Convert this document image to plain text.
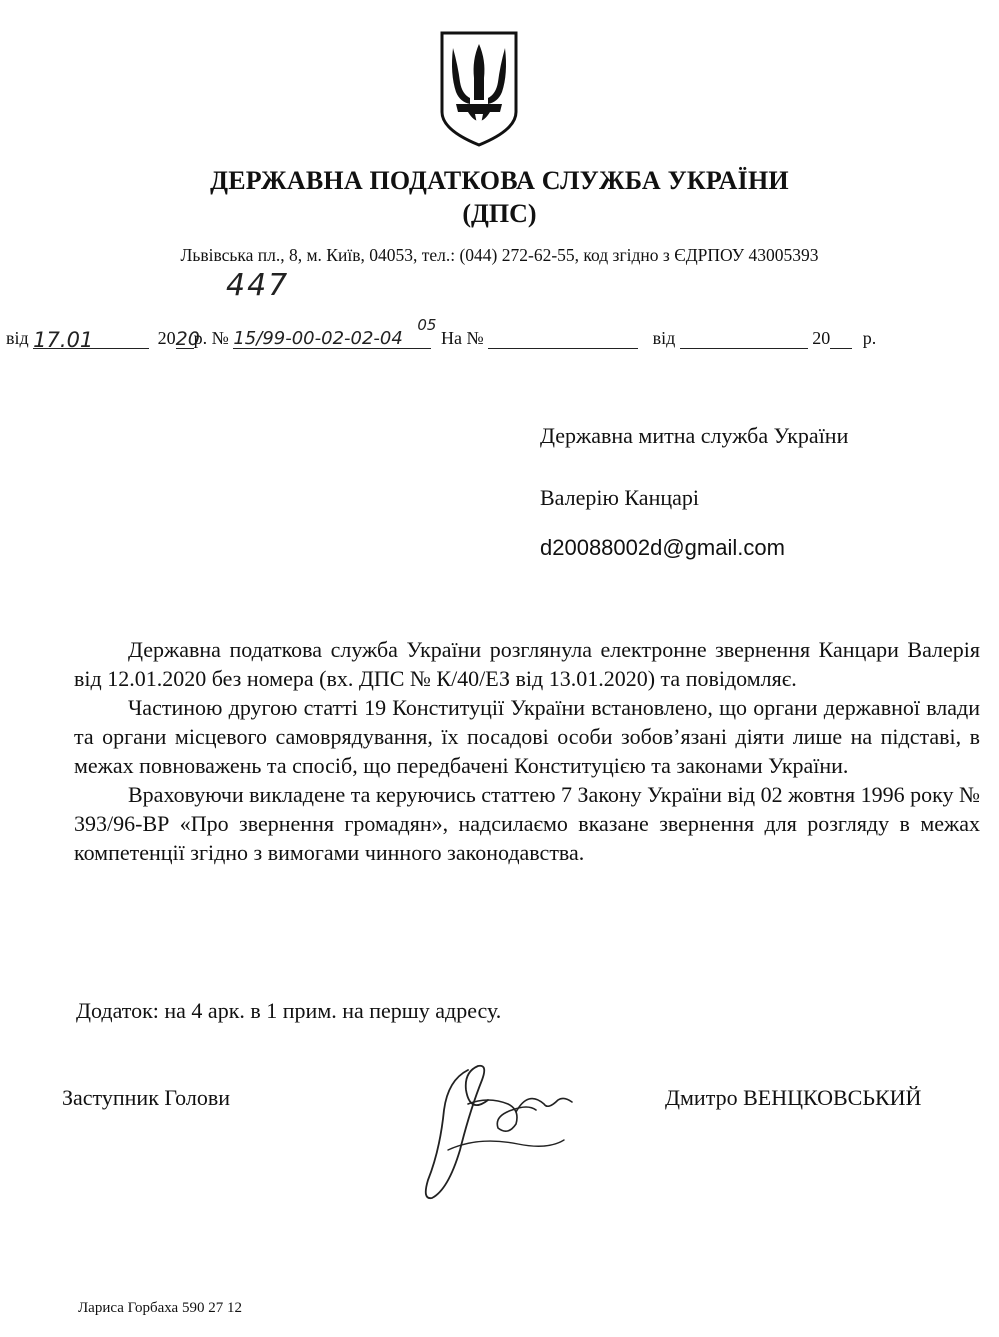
ДЕРЖАВНА ПОДАТКОВА СЛУЖБА УКРАЇНИ
(ДПС)
Львівська пл., 8, м. Київ, 04053, тел.: (044) 272-62-55, код згідно з ЄДРПОУ 43005393
447
від 17.01	2020р. № 15/99-00-02-02-0405 На №	від	20 р.
Державна митна служба України
Валерію Канцарі
d20088002d@gmail.com

Державна податкова служба України розглянула електронне звернення Канцари Валерія від 12.01.2020 без номера (вх. ДПС № К/40/ЕЗ від 13.01.2020) та повідомляє.

Частиною другою статті 19 Конституції України встановлено, що органи державної влади та органи місцевого самоврядування, їх посадові особи зобов’язані діяти лише на підставі, в межах повноважень та спосіб, що передбачені Конституцією та законами України.

Враховуючи викладене та керуючись статтею 7 Закону України від 02 жовтня 1996 року № 393/96-ВР «Про звернення громадян», надсилаємо вказане звернення для розгляду в межах компетенції згідно з вимогами чинного законодавства.

Додаток: на 4 арк. в 1 прим. на першу адресу.
Заступник Голови	Дмитро ВЕНЦКОВСЬКИЙ
Лариса Горбаха 590 27 12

----

(CHALLENGE):
From the listing above, collect each line in which the string "згідно" appears.

(OUTPUT BELOW):
Львівська пл., 8, м. Київ, 04053, тел.: (044) 272-62-55, код згідно з ЄДРПОУ 43005393
Враховуючи викладене та керуючись статтею 7 Закону України від 02 жовтня 1996 року № 393/96-ВР «Про звернення громадян», надсилаємо вказане звернення для розгляду в межах компетенції згідно з вимогами чинного законодавства.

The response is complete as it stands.